MATERIAL FOR THIS EXERCISE:
Start
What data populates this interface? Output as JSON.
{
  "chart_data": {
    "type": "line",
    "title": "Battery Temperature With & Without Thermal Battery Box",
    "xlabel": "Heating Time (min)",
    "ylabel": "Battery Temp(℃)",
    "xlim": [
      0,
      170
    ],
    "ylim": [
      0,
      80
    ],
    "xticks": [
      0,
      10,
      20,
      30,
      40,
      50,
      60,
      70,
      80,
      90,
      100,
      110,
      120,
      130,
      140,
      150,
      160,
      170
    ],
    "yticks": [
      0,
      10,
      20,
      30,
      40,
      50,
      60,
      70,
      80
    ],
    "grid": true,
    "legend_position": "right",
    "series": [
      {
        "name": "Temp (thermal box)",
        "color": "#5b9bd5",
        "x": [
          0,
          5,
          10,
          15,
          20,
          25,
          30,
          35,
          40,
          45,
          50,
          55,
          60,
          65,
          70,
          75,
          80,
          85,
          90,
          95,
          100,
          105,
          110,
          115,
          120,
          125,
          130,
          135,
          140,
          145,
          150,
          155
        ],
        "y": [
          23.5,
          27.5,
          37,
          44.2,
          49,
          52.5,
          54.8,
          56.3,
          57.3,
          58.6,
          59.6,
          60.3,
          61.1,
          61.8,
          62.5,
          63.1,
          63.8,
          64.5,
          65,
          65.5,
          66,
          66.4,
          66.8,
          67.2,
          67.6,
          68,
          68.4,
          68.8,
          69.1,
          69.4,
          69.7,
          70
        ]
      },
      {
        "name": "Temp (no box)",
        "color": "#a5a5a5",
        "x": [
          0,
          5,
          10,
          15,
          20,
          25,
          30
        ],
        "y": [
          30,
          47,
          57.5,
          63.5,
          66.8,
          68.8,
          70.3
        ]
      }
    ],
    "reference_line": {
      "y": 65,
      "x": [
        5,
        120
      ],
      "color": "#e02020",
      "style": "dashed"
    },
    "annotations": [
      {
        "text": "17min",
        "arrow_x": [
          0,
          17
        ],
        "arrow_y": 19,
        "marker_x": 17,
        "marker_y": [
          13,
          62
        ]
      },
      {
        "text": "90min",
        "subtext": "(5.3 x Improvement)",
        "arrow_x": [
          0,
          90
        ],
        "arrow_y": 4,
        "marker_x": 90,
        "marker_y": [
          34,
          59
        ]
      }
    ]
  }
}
End
TASK TO CARRY OUT: Extract all lines from the material above that include the word "Battery".

ANSWER TO THIS TASK:
    "title": "Battery Temperature With & Without Thermal Battery Box",
    "ylabel": "Battery Temp(℃)",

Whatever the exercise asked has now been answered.